• **Exercise task 1**:
Render everything in the stored records from the very first line down through the line containing "file-item[interactable]: M0dules.exe (547, 379, 647, 491)" as a JSON list of strings, one string per line, with blank lines omitted.

*** Selection

There are movies so bad that it is hard to describe. Released in 2012, Spring Breakers is at the top of that list. What's the appeal? Even the premise that four attractive young actresses would prance around in bikinis for 90 minutes didn't seem enough. But watching with a friend -- thank you Redbox credit! -- I gave it a shot. It's beyond a guilty pleasure, it's just an awful movie. And away we go!
A freshman in college, Faith (Selena Gomez) is struggling to find herself, going back and forth between the life she thinks she should lead and then more embracing the crazy college life with friends from grammar school, Candy (Vanessa Hudgens) and Brit (Ashley Benson). Faith has agreed to go along with her friends, including a fourth girl, Cotty (Rachel Korine), to spring break somewhere in Florida. Candy, Brit and Cotty get the money they need by some interesting means and head out with Faith, embracing the partying, drinking and drugs associated with all that is spring break. The quartet enjoys spring break a little too much though, getting arrested at a party riddled with cocaine. Wasting away in a holding cell, they're released, an underground rapper and self-proclaimed hustler named Alien (James Franco) paying their bail. How crazy was their trip before? It's about to get a whole lot weirder.
Words don't describe the badness on display here. From director/writer Harmony Korine, 'Breakers' is bizarre in nature. Is it supposed to be some sort of dream-like nightmare, a spring break vacation on steroids? Is it supposed to be a spoof, an intended guilty pleasure that embraces how awful it is? Or, maybe worst of all, is it supposed to have some sort of messed-up message, an arthouse film trying to be profound and unique? The sad thing is, it doesn't achieve any or all of those objectives. It's trying to be profound on so many levels and fails on every single one. Story, acting, cinematography, editing, soundtrack, they're all duds to the point it actually becomes painful to watch.
Let's start with the visuals. 'Breakers' appears to have been filmed in a colorful, filtered fog. The colors are oddly appealing, the colors of the girls' bikinis coming to life and standing out from the rest. Each scene is full of color -- pink, teal, orange, yellow -- that eventually overcomes the story, making things look like a comic book. More than that, a 93-minute movie is shot like one extended music video. A non-linear story is fine, but 'Breakers' plays like one long montage with pretentious voice-overs laid in over the visual. We see the quartet ride scooters about 183 times, we see them drinking and doing drugs, we see them partying, all on one slow-motion loop. I lost count of how many montages we see -- in more slow-motion of course -- of random partygoers on beaches and sleazy motels drinking, drugging, doing beer bongs, grinding on each other, making out. It's tedious by the fourth time (that's an estimate) we see it, and things never recover.

******
*** Dataset rows

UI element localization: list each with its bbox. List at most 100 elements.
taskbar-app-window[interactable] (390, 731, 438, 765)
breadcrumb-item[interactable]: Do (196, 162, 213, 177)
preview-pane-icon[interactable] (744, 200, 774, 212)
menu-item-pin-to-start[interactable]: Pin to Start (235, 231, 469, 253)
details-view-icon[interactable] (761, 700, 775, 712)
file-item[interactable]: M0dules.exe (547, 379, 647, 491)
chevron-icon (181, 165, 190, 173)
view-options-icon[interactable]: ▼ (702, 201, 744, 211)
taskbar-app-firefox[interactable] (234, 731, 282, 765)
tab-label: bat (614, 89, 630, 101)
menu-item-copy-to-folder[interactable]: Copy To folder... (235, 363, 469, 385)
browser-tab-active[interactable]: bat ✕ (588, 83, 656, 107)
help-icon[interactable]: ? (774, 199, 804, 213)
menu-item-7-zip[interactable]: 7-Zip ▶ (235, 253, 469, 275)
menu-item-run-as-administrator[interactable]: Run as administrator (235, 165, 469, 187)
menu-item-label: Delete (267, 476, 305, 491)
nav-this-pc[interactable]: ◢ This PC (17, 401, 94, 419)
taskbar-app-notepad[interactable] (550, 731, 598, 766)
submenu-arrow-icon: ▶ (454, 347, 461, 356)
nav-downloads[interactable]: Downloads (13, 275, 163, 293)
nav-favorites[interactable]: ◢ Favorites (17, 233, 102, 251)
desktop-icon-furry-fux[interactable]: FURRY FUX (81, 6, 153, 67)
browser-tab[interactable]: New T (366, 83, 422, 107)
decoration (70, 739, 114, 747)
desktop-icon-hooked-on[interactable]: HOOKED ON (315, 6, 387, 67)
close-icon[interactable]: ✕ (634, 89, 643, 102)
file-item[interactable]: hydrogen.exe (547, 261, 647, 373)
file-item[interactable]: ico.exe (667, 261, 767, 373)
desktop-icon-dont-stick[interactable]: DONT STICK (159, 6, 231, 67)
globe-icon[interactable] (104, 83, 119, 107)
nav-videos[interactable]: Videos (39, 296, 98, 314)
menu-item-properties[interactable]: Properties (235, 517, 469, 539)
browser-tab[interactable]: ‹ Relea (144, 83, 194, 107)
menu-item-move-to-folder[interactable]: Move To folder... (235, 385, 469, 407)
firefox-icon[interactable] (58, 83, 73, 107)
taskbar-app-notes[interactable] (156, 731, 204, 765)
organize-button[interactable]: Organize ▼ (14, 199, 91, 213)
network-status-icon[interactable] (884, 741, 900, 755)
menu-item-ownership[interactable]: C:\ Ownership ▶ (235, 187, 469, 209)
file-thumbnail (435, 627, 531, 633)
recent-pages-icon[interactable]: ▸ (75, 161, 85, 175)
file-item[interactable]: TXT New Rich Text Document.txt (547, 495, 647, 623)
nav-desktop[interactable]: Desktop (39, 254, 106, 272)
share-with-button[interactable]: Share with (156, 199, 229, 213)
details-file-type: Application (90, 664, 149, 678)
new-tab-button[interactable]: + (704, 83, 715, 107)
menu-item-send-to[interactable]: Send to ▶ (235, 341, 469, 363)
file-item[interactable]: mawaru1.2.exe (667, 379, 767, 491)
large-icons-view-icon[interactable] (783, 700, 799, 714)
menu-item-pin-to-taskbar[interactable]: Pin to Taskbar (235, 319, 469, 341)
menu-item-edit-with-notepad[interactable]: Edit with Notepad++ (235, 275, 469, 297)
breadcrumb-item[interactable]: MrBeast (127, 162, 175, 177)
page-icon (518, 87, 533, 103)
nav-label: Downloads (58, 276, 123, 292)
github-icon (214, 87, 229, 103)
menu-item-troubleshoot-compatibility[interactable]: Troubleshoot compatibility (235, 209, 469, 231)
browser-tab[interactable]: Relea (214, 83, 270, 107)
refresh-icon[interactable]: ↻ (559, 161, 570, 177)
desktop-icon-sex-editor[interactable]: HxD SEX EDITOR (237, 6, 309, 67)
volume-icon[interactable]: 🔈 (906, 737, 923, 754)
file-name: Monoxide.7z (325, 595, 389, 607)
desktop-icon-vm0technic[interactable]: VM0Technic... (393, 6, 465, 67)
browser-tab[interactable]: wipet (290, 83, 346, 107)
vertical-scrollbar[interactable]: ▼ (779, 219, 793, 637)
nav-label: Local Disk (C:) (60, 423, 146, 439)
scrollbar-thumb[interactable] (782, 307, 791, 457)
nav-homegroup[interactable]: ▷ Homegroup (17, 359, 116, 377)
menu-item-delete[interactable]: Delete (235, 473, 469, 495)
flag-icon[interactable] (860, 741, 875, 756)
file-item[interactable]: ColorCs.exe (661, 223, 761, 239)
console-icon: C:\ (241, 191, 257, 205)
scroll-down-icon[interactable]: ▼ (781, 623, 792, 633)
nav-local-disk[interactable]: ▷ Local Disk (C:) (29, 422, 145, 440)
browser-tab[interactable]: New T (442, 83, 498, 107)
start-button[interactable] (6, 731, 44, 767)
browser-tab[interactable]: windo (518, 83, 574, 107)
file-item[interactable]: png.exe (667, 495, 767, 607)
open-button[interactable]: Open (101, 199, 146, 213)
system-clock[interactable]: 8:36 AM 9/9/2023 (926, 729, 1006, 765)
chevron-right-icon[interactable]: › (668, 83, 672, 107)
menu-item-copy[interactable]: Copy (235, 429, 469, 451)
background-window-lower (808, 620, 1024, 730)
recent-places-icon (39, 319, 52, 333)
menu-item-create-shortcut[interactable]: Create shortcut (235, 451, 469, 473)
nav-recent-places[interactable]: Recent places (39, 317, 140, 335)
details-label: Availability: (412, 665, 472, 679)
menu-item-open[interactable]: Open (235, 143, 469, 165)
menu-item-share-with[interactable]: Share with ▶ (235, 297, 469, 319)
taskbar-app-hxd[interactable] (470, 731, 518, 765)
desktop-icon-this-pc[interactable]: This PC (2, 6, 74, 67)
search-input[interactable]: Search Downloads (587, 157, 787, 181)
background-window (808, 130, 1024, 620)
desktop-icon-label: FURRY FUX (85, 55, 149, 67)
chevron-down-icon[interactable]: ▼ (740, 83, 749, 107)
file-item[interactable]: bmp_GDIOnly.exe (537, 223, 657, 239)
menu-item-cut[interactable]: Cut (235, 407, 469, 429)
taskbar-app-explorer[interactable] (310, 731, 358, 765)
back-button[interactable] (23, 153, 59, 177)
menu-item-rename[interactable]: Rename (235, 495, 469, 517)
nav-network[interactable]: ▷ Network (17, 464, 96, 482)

******

• **Exercise task 2**:
Answer these questions about the review:
(a) Who pays the bail for the four young women after their arrest?
(b) Who directed and wrote the film?
(c) What running time does the review give for the movie?

• **Correct output 1**:
[
  "UI element localization: list each with its bbox. List at most 100 elements.",
  "taskbar-app-window[interactable] (390, 731, 438, 765)",
  "breadcrumb-item[interactable]: Do (196, 162, 213, 177)",
  "preview-pane-icon[interactable] (744, 200, 774, 212)",
  "menu-item-pin-to-start[interactable]: Pin to Start (235, 231, 469, 253)",
  "details-view-icon[interactable] (761, 700, 775, 712)",
  "file-item[interactable]: M0dules.exe (547, 379, 647, 491)"
]

• **Correct output 2**:
(a) Alien (James Franco), an underground rapper and self-proclaimed hustler
(b) Harmony Korine
(c) 93 minutes